A study on the gross classification of superficial esophageal cancer based on a clinico-pathological analysis of 258 superficial esophageal cancer cases
Yoshida, M.; Momma, K.; Hanashi, T.; Kato, T.; Hirose, T.
Stomach and Intestine 35(4): 547-556
ISSN/ISBN: 0536-2180 Accession: 010102235
Two hundred and fifty eight cases (354 lesions) with superficial esophageal cancer were included in this study. The analysis of small lesions less than 5 mm in size strongly suggested that a small superficial and flat (type 0-IIb) lesion is the initial lesion of esophageal cancer. Initial lesions probably develop into mucosal cancers such as slightly elevated lesions (type 0-IIa) and slightly depressed lesions (type 0-IIc) of various sizes, especially when the size is over 20 mm. Type 0-IIc lesion is most frequent among mucosal cancers of the esophagus. The gross findings of type 0-IIc mucosal cancers changed into type IIc + IIa, IIc + 0-I or IIc + 0-III when cancer invasion reached the muscularis mucosae or the submucosa. Thereafter, they invaded the proper muscle layer and gross findings changed into protruded lesions (type 1) or ulcerative lesions (type 2 or 3). At the same time, there were a small number of type 0-IIa mucosal cancers that probably developed from small type 0-IIb lesions and some type 0-I submucosal cancers which had originated from small mucosal cancers. There were some submucoal cancers difficult to classify according to their gross findings. They were frequent among type 0-IIc submucosal cancers. Additional rules were requested for their gross classification.

Dataset entries
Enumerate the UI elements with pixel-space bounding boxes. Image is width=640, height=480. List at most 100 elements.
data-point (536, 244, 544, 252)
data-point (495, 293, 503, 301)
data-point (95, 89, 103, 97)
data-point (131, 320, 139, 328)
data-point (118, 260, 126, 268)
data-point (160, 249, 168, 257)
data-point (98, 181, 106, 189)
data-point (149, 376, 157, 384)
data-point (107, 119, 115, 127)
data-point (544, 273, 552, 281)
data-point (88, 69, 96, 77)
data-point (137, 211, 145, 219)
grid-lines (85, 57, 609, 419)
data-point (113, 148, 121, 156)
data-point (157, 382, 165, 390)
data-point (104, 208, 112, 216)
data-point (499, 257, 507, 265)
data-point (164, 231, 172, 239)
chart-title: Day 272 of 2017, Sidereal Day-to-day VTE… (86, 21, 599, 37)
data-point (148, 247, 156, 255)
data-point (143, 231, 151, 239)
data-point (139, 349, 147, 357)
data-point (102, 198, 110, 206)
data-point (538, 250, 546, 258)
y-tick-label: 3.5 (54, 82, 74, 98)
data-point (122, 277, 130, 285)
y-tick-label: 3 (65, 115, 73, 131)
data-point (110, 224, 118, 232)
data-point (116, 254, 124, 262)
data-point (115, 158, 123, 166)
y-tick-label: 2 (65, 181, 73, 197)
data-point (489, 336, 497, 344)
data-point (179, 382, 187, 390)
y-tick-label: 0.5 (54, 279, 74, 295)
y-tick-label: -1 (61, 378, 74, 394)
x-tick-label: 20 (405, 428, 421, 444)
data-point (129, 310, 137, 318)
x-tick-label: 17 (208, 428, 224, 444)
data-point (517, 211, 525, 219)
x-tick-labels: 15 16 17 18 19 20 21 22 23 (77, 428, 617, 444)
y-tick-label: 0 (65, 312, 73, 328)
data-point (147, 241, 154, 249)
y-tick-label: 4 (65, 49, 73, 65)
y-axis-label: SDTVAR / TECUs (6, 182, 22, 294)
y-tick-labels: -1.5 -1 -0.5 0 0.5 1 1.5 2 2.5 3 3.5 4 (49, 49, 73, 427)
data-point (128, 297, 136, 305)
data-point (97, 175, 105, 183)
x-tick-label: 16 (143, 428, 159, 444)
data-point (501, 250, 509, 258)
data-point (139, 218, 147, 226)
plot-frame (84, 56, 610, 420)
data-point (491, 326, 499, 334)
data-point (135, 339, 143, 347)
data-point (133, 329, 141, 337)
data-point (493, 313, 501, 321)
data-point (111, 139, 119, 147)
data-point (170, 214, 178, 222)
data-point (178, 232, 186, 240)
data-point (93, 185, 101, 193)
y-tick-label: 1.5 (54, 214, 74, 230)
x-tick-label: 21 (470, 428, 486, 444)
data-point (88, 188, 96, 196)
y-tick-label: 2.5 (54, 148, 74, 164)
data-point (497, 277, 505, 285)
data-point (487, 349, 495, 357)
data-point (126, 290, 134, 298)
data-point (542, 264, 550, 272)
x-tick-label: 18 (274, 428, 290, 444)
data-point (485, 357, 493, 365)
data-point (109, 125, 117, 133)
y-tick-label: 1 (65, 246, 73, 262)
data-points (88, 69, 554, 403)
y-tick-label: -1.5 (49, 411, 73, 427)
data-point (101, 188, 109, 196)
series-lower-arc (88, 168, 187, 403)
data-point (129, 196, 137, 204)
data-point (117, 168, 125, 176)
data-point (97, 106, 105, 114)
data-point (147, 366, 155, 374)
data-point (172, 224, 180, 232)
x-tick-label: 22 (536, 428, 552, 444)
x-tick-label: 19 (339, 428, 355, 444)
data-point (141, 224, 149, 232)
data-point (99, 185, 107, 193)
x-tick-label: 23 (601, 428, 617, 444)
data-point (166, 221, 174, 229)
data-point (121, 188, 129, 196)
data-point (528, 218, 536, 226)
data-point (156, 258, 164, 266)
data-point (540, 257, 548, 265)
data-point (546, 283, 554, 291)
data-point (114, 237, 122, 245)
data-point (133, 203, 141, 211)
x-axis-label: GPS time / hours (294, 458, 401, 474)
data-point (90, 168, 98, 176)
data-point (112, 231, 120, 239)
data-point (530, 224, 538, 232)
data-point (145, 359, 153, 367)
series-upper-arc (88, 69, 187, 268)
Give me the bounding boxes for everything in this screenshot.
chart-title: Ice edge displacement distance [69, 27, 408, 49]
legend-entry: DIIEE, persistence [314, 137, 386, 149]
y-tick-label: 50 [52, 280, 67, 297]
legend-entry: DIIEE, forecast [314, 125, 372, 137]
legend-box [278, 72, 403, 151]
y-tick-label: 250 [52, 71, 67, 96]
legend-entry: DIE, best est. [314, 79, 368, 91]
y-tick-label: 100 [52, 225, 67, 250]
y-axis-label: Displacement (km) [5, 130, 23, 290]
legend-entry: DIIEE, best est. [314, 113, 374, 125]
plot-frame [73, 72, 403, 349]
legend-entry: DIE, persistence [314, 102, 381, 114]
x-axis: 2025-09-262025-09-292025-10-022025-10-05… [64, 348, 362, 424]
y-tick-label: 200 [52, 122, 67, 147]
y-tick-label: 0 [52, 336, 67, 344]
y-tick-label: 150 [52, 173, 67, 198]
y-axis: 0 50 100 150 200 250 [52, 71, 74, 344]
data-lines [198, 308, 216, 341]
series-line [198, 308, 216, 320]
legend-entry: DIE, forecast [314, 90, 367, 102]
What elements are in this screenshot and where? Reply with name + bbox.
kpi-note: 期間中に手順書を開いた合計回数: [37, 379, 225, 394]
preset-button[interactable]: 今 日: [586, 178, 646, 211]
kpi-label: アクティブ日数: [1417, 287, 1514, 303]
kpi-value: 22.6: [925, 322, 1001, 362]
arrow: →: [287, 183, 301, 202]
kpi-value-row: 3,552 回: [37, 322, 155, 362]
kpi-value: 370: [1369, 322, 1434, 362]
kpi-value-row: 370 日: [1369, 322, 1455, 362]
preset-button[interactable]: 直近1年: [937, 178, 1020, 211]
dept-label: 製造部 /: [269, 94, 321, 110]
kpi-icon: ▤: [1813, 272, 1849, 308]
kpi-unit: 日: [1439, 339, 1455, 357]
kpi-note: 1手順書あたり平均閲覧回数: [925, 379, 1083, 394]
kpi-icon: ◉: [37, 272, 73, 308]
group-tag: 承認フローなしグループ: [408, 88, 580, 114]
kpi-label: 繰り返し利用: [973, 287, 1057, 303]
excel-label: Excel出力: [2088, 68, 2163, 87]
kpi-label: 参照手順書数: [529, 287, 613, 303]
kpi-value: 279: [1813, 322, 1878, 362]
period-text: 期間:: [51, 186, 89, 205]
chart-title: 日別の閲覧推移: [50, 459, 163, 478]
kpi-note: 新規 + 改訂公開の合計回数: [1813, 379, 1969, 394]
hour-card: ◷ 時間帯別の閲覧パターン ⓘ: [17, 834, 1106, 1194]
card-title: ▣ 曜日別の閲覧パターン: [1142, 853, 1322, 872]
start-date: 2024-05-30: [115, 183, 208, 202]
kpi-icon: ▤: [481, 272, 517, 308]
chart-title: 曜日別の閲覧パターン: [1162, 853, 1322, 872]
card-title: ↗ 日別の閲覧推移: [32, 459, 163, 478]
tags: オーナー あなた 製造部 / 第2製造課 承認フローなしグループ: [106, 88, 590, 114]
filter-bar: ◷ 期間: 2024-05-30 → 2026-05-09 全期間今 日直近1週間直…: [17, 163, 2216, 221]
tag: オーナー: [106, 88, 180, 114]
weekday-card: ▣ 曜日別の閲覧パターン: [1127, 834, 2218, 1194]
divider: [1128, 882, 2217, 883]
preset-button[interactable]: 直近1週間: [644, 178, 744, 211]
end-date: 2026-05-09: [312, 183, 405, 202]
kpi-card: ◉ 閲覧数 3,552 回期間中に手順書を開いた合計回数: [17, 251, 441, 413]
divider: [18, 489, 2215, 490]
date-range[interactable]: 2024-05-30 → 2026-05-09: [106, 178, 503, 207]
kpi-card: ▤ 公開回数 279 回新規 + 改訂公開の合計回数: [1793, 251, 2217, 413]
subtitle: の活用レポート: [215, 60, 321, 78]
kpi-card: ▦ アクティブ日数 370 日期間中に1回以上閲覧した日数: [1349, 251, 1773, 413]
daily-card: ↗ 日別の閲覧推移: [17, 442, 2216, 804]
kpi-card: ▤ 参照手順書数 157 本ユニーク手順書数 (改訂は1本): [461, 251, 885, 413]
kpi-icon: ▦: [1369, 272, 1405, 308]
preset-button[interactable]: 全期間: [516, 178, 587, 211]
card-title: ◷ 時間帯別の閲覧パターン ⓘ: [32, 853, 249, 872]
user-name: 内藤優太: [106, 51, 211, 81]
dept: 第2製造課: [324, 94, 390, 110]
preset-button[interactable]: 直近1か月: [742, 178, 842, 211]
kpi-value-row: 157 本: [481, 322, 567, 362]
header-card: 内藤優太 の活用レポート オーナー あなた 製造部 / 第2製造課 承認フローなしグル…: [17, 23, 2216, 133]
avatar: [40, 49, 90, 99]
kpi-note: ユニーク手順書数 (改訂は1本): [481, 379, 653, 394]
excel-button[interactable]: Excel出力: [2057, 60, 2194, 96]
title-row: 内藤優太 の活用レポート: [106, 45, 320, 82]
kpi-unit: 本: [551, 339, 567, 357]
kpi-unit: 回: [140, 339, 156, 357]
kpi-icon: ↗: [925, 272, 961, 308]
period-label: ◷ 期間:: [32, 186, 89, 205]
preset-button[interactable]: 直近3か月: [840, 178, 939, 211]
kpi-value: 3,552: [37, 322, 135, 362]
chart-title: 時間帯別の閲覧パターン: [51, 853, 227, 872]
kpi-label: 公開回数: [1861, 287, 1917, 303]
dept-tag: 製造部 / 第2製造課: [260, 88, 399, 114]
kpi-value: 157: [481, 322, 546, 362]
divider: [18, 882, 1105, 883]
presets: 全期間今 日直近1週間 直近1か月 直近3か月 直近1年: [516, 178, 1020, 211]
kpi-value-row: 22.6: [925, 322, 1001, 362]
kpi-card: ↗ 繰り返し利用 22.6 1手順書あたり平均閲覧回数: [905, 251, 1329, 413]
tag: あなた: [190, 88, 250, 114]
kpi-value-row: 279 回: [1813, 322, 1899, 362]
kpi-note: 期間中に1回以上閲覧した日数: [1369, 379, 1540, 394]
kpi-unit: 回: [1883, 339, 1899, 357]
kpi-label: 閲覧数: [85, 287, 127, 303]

What the task requires>
Using the esophageal cancer study, answer these:
1. How many cases and how many lesions did the study include?
2. Which lesion type is most frequent among mucosal cancers of the esophagus?
3. Into what gross findings did the lesions change once they invaded the proper muscle layer?

Written response>
1. 258 cases (354 lesions).
2. Type 0-IIc.
3. Protruded lesions (type 1) or ulcerative lesions (type 2 or 3).